▸ **Objective**
Copy each line below without leaving any out.
____
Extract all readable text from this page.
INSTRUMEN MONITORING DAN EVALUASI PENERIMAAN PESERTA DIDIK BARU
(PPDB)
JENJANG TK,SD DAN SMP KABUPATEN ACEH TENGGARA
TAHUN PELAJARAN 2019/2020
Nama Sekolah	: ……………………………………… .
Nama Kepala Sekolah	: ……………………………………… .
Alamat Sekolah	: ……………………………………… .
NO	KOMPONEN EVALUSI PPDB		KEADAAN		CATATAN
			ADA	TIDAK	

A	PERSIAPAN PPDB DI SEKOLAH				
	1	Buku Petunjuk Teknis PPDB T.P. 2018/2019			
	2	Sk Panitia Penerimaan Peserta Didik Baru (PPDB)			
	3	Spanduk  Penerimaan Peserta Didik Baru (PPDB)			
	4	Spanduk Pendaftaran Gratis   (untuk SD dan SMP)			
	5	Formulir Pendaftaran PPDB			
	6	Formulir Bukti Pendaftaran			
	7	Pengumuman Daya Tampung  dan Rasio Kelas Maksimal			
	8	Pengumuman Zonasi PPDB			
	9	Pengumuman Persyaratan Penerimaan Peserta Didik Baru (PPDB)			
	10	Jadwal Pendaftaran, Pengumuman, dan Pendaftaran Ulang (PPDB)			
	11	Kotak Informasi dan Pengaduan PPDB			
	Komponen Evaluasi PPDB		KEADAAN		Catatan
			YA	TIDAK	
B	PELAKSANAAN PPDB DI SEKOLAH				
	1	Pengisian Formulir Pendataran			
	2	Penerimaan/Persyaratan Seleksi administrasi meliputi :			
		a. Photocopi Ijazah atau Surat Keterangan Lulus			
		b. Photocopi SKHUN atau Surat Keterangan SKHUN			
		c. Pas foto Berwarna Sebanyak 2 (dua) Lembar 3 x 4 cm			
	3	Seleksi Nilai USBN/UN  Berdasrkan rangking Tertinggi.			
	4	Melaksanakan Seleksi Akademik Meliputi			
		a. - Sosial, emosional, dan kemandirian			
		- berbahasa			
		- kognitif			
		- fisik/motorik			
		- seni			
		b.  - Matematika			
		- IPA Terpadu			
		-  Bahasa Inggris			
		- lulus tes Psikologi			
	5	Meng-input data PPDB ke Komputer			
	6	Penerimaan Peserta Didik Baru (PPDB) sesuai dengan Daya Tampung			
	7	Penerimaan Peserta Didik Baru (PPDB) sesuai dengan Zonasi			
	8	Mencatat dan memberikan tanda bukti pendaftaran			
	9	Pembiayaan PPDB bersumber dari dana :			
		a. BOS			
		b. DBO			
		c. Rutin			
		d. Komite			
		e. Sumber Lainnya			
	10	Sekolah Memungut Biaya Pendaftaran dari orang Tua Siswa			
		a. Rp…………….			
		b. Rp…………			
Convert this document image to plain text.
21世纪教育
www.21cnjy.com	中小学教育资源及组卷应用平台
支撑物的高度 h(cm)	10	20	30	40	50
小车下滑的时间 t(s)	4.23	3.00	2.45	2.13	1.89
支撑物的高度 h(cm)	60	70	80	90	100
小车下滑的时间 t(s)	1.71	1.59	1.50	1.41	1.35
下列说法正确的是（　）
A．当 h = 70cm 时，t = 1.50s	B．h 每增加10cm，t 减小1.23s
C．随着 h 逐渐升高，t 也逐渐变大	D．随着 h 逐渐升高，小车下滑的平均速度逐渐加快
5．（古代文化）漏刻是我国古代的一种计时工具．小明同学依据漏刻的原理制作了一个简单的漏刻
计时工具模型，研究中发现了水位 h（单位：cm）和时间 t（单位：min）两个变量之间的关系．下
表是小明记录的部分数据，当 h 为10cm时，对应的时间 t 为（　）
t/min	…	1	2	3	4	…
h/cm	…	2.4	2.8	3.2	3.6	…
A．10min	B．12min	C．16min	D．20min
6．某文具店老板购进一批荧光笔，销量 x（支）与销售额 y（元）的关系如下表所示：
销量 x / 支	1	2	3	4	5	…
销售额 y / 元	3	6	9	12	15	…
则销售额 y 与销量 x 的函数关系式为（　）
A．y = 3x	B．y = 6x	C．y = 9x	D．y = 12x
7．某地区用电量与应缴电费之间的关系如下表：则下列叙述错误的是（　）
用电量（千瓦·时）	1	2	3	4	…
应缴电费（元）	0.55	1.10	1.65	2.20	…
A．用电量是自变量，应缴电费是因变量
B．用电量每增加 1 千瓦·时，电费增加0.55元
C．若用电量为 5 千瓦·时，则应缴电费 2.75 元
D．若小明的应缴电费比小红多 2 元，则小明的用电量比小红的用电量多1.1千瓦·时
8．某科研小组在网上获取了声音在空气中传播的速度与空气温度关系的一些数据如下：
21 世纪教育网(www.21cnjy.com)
____
▸ **Problem solution**
Extract all readable text from this page.
INSTRUMEN MONITORING DAN EVALUASI PENERIMAAN PESERTA DIDIK BARU
(PPDB)
JENJANG TK,SD DAN SMP KABUPATEN ACEH TENGGARA
TAHUN PELAJARAN 2019/2020
Nama Sekolah	: ……………………………………… .
Nama Kepala Sekolah	: ……………………………………… .
Alamat Sekolah	: ……………………………………… .
NO	KOMPONEN EVALUSI PPDB		KEADAAN		CATATAN
			ADA	TIDAK	

A	PERSIAPAN PPDB DI SEKOLAH				
	1	Buku Petunjuk Teknis PPDB T.P. 2018/2019			
	2	Sk Panitia Penerimaan Peserta Didik Baru (PPDB)			
	3	Spanduk  Penerimaan Peserta Didik Baru (PPDB)			
	4	Spanduk Pendaftaran Gratis   (untuk SD dan SMP)			
	5	Formulir Pendaftaran PPDB			
	6	Formulir Bukti Pendaftaran			
	7	Pengumuman Daya Tampung  dan Rasio Kelas Maksimal			
	8	Pengumuman Zonasi PPDB			
	9	Pengumuman Persyaratan Penerimaan Peserta Didik Baru (PPDB)			
	10	Jadwal Pendaftaran, Pengumuman, dan Pendaftaran Ulang (PPDB)			
	11	Kotak Informasi dan Pengaduan PPDB			
	Komponen Evaluasi PPDB		KEADAAN		Catatan
			YA	TIDAK	
B	PELAKSANAAN PPDB DI SEKOLAH				
	1	Pengisian Formulir Pendataran			
	2	Penerimaan/Persyaratan Seleksi administrasi meliputi :			
		a. Photocopi Ijazah atau Surat Keterangan Lulus			
		b. Photocopi SKHUN atau Surat Keterangan SKHUN			
		c. Pas foto Berwarna Sebanyak 2 (dua) Lembar 3 x 4 cm			
	3	Seleksi Nilai USBN/UN  Berdasrkan rangking Tertinggi.			
	4	Melaksanakan Seleksi Akademik Meliputi			
		a. - Sosial, emosional, dan kemandirian			
		- berbahasa			
		- kognitif			
		- fisik/motorik			
		- seni			
		b.  - Matematika			
		- IPA Terpadu			
		-  Bahasa Inggris			
		- lulus tes Psikologi			
	5	Meng-input data PPDB ke Komputer			
	6	Penerimaan Peserta Didik Baru (PPDB) sesuai dengan Daya Tampung			
	7	Penerimaan Peserta Didik Baru (PPDB) sesuai dengan Zonasi			
	8	Mencatat dan memberikan tanda bukti pendaftaran			
	9	Pembiayaan PPDB bersumber dari dana :			
		a. BOS			
		b. DBO			
		c. Rutin			
		d. Komite			
		e. Sumber Lainnya			
	10	Sekolah Memungut Biaya Pendaftaran dari orang Tua Siswa			
		a. Rp…………….			
		b. Rp…………			
Convert this document image to plain text.
21世纪教育
www.21cnjy.com	中小学教育资源及组卷应用平台
支撑物的高度 h(cm)	10	20	30	40	50
小车下滑的时间 t(s)	4.23	3.00	2.45	2.13	1.89
支撑物的高度 h(cm)	60	70	80	90	100
小车下滑的时间 t(s)	1.71	1.59	1.50	1.41	1.35
下列说法正确的是（　）
A．当 h = 70cm 时，t = 1.50s	B．h 每增加10cm，t 减小1.23s
C．随着 h 逐渐升高，t 也逐渐变大	D．随着 h 逐渐升高，小车下滑的平均速度逐渐加快
5．（古代文化）漏刻是我国古代的一种计时工具．小明同学依据漏刻的原理制作了一个简单的漏刻
计时工具模型，研究中发现了水位 h（单位：cm）和时间 t（单位：min）两个变量之间的关系．下
表是小明记录的部分数据，当 h 为10cm时，对应的时间 t 为（　）
t/min	…	1	2	3	4	…
h/cm	…	2.4	2.8	3.2	3.6	…
A．10min	B．12min	C．16min	D．20min
6．某文具店老板购进一批荧光笔，销量 x（支）与销售额 y（元）的关系如下表所示：
销量 x / 支	1	2	3	4	5	…
销售额 y / 元	3	6	9	12	15	…
则销售额 y 与销量 x 的函数关系式为（　）
A．y = 3x	B．y = 6x	C．y = 9x	D．y = 12x
7．某地区用电量与应缴电费之间的关系如下表：则下列叙述错误的是（　）
用电量（千瓦·时）	1	2	3	4	…
应缴电费（元）	0.55	1.10	1.65	2.20	…
A．用电量是自变量，应缴电费是因变量
B．用电量每增加 1 千瓦·时，电费增加0.55元
C．若用电量为 5 千瓦·时，则应缴电费 2.75 元
D．若小明的应缴电费比小红多 2 元，则小明的用电量比小红的用电量多1.1千瓦·时
8．某科研小组在网上获取了声音在空气中传播的速度与空气温度关系的一些数据如下：
21 世纪教育网(www.21cnjy.com)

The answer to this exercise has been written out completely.